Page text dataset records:
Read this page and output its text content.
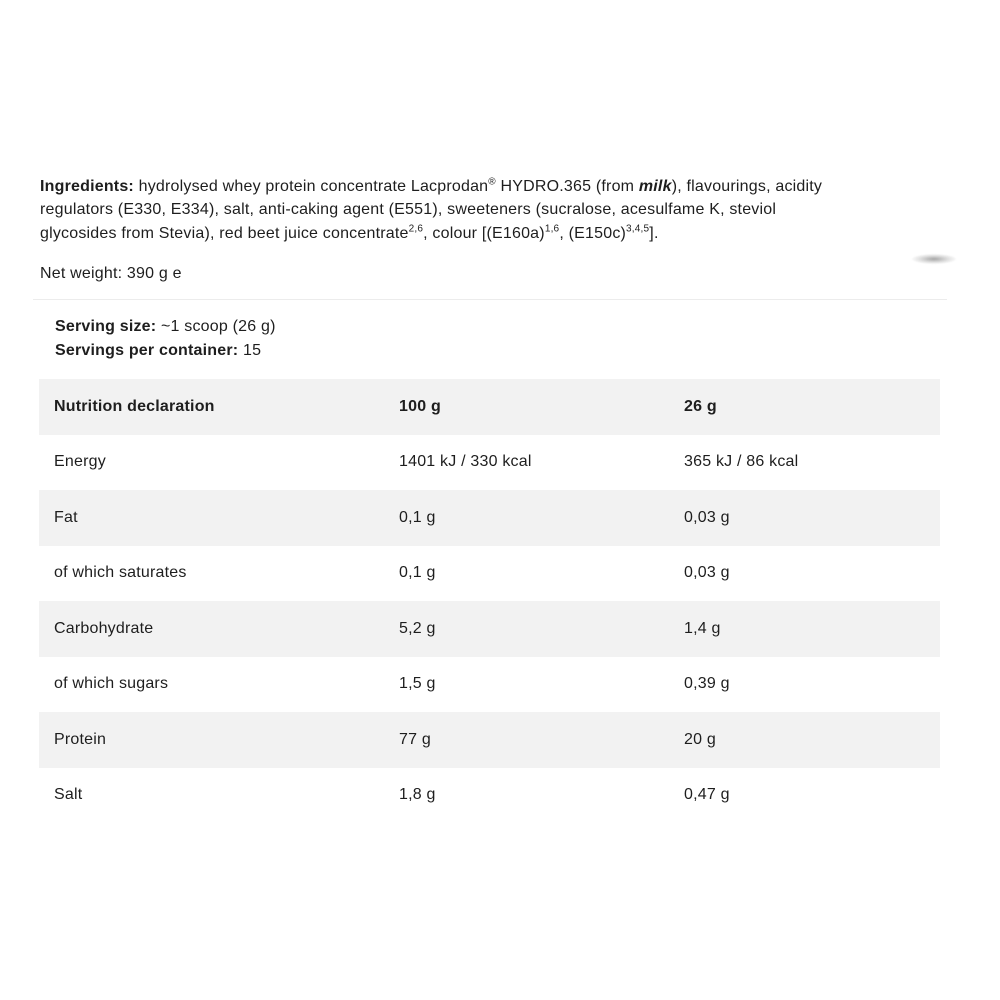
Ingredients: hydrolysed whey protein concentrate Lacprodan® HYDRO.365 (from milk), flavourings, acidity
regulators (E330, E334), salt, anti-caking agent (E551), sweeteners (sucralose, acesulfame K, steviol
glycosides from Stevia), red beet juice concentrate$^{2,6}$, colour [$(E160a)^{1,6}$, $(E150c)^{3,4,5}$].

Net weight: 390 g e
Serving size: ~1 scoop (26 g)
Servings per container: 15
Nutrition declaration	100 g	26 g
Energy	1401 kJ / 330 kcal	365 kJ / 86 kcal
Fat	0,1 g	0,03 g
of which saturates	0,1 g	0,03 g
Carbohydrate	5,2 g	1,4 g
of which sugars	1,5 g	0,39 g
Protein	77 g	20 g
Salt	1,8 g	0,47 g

== Exercise directions ==
Each entry above must come back exactly as written. Drop the images.

== Your response ==
Read this page and output its text content.
Ingredients: hydrolysed whey protein concentrate Lacprodan® HYDRO.365 (from milk), flavourings, acidity
regulators (E330, E334), salt, anti-caking agent (E551), sweeteners (sucralose, acesulfame K, steviol
glycosides from Stevia), red beet juice concentrate$^{2,6}$, colour [$(E160a)^{1,6}$, $(E150c)^{3,4,5}$].

Net weight: 390 g e
Serving size: ~1 scoop (26 g)
Servings per container: 15
Nutrition declaration	100 g	26 g
Energy	1401 kJ / 330 kcal	365 kJ / 86 kcal
Fat	0,1 g	0,03 g
of which saturates	0,1 g	0,03 g
Carbohydrate	5,2 g	1,4 g
of which sugars	1,5 g	0,39 g
Protein	77 g	20 g
Salt	1,8 g	0,47 g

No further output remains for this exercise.